- _Aim of the task_
Repeat the records below exactly, leaving out any pictures.

--- START ---

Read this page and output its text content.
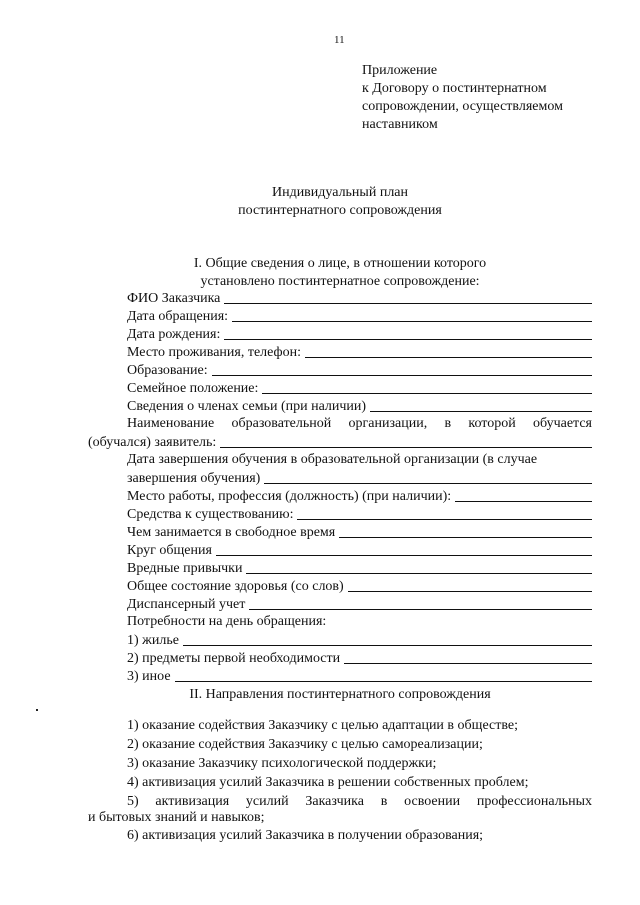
11
Приложение
к Договору о постинтернатном
сопровождении, осуществляемом
наставником
Индивидуальный план
постинтернатного сопровождения
I. Общие сведения о лице, в отношении которого
установлено постинтернатное сопровождение:
ФИО Заказчика
Дата обращения:
Дата рождения:
Место проживания, телефон:
Образование:
Семейное положение:
Сведения о членах семьи (при наличии)
Наименование образовательной организации, в которой обучается
(обучался) заявитель:
Дата завершения обучения в образовательной организации (в случае
завершения обучения)
Место работы, профессия (должность) (при наличии):
Средства к существованию:
Чем занимается в свободное время
Круг общения
Вредные привычки
Общее состояние здоровья (со слов)
Диспансерный учет
Потребности на день обращения:
1) жилье
2) предметы первой необходимости
3) иное
II. Направления постинтернатного сопровождения
1) оказание содействия Заказчику с целью адаптации в обществе;
2) оказание содействия Заказчику с целью самореализации;
3) оказание Заказчику психологической поддержки;
4) активизация усилий Заказчика в решении собственных проблем;
5) активизация усилий Заказчика в освоении профессиональных
и бытовых знаний и навыков;
6) активизация усилий Заказчика в получении образования;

--- END ---

- _Response_
Read this page and output its text content.
11
Приложение
к Договору о постинтернатном
сопровождении, осуществляемом
наставником
Индивидуальный план
постинтернатного сопровождения
I. Общие сведения о лице, в отношении которого
установлено постинтернатное сопровождение:
ФИО Заказчика
Дата обращения:
Дата рождения:
Место проживания, телефон:
Образование:
Семейное положение:
Сведения о членах семьи (при наличии)
Наименование образовательной организации, в которой обучается
(обучался) заявитель:
Дата завершения обучения в образовательной организации (в случае
завершения обучения)
Место работы, профессия (должность) (при наличии):
Средства к существованию:
Чем занимается в свободное время
Круг общения
Вредные привычки
Общее состояние здоровья (со слов)
Диспансерный учет
Потребности на день обращения:
1) жилье
2) предметы первой необходимости
3) иное
II. Направления постинтернатного сопровождения
1) оказание содействия Заказчику с целью адаптации в обществе;
2) оказание содействия Заказчику с целью самореализации;
3) оказание Заказчику психологической поддержки;
4) активизация усилий Заказчика в решении собственных проблем;
5) активизация усилий Заказчика в освоении профессиональных
и бытовых знаний и навыков;
6) активизация усилий Заказчика в получении образования;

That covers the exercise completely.